## BEGIN

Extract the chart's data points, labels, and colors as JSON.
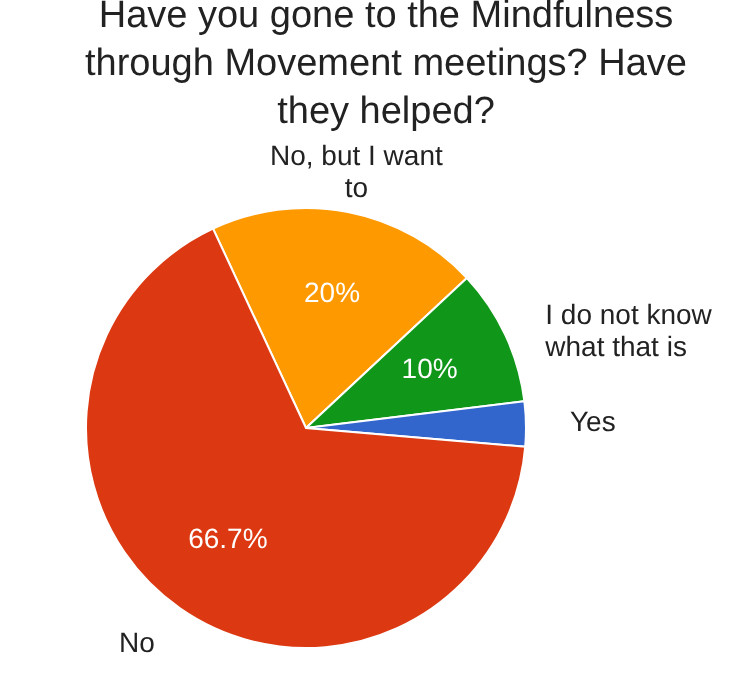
{
  "chart_data": {
    "type": "pie",
    "title": "Have you gone to the Mindfulness through Movement meetings? Have they helped?",
    "categories": [
      "No, but I want to",
      "I do not know what that is",
      "Yes",
      "No"
    ],
    "values": [
      20,
      10,
      3.3,
      66.7
    ],
    "colors": [
      "#ff9900",
      "#109618",
      "#3366cc",
      "#dc3912"
    ],
    "value_labels": [
      "20%",
      "10%",
      null,
      "66.7%"
    ]
  }
}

## END

_Exercise objective:_
Copy out each line exactly, without the pictures.

_Output below:_
Extract the chart's data points, labels, and colors as JSON.
{
  "chart_data": {
    "type": "pie",
    "title": "Have you gone to the Mindfulness through Movement meetings? Have they helped?",
    "categories": [
      "No, but I want to",
      "I do not know what that is",
      "Yes",
      "No"
    ],
    "values": [
      20,
      10,
      3.3,
      66.7
    ],
    "colors": [
      "#ff9900",
      "#109618",
      "#3366cc",
      "#dc3912"
    ],
    "value_labels": [
      "20%",
      "10%",
      null,
      "66.7%"
    ]
  }
}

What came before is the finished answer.